=== Consigne 1 ===
Dites si chacune de ces affirmations correspond à l’extrait sur le programme Les Sentinelles du Climat, en répondant oui ou non et en citant les mots décisifs de l’extrait. (a) Le programme est porté par l’association Cistude Nature. (b) L’étude présentée est terminée. (c) D’après le rapport Living Planet 2020, les populations animales vertébrées ont baissé de 68 % entre 1970 et 2016.
=== Consigne 2 ===
D’après l’extrait sur le programme Les Sentinelles du Climat, combien d’années de recherche Christophe Coïc et Fanny Mallard viennent-ils présenter ?

Diaporama préparé avec soin, étayé par des chiffres et graphiques, Christophe Coïc et Fanny Mallard prennent place devant la quinzaine de journalistes présent·es ce 23 juin au Club de la presse. Respectivement cofondateur de Cistude Nature et chercheuse au CNRS, ces scientifiques viennent présenter le résultat de six années de recherche dans le cadre du programme « Les Sentinelles du Climat ». L’étude n’est pas encore terminée mais cette synthèse vise à sensibiliser l’opinion publique en faisant état de « la science en construction ».

Porté par l’association de protection de l’environnement Cistude Nature, Les Sentinelles du Climat a pour but d’observer l’impact du changement climatique sur la biodiversité locale. Il est soutenu par le Département de la Gironde, celui des Pyrénées Atlantiques, et l’Europe (financé par le Fonds Européen de Développement Régional, Feder et la Région Nouvelle-Aquitaine). 78 structures aux participé aux trois différentes phases (observation, compréhension, action).

Les données à l’échelle mondiale sont relativement connues : nous sommes dans la « sixième extinction de masse » ; le rapport Living Planet 2020 indique une diminution des populations animales vertébrées de 68 % entre 1970 et 2016. En cause : l’activité humaine. D’abord, le changement d’usage des terres, puis la surexploitation et… le changement climatique en troisième position. Ce dernier « va devenir de plus en plus intense et amplifier toutes les autres causes du déclin de la biodiversité », relève la coordinatrice du programme Fanny Mallard.

Un déficit de données locales

De cette observation découle l’importance de comprendre les liens entre changement climatique et déclin de la biodiversité. C’est Acclimaterra, comité scientifique de (Nouvelle-)Aquitaine sur le réchauffement climatique, qui tire la sonnette d’alarme quant au déficit de données sur le comportement des espèces face aux changements du climat. Christophe Coïc, directeur du projet, partage ce constat : « On parlait beaucoup de l’ours sur son glaçon […] mais quid de la biodiversité dans l’ex-Aquitaine, maintenant Nouvelle-Aquitaine ? » Les Sentinelles du Climat est donc venu apporter à ce conseil de recherche présidé par Hervé Le Treut (Giec) ces données manquantes.

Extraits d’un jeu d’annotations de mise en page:

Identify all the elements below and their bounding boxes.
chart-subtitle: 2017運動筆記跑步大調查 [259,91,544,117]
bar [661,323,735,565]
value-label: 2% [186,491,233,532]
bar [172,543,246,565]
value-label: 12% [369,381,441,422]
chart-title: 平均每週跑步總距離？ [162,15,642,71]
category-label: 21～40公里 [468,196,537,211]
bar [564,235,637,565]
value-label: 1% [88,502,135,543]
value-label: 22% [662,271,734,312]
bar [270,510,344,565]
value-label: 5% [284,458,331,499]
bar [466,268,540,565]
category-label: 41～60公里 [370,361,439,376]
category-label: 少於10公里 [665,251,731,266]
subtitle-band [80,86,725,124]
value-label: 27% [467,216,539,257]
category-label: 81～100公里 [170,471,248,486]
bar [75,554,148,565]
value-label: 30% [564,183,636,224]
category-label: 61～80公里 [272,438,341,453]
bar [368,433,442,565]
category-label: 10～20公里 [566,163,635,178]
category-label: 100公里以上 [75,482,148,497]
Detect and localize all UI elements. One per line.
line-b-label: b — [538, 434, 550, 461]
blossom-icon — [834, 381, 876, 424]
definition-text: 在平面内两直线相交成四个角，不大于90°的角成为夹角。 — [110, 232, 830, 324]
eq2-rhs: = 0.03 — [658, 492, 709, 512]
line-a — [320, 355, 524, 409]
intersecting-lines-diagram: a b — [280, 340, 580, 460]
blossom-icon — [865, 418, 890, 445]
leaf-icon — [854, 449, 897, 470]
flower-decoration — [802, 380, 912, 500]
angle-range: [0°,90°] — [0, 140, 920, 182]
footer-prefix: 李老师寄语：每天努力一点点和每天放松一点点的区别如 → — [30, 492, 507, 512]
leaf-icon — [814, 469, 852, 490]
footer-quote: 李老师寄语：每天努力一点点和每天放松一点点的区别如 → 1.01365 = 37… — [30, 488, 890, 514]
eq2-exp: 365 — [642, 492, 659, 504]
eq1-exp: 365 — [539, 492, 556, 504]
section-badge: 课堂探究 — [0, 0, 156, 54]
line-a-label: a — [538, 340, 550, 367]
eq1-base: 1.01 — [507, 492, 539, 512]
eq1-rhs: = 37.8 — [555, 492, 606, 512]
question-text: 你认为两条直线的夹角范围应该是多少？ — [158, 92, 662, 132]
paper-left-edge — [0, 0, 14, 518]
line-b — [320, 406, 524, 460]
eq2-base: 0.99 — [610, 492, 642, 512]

=== Réponse attendue 1 ===
(a) Oui : « Porté par l’association de protection de l’environnement Cistude Nature ».
(b) Non : « L’étude n’est pas encore terminée ».
(c) Oui : « une diminution des populations animales vertébrées de 68 % entre 1970 et 2016 ».

=== Réponse attendue 2 ===
Six années de recherche.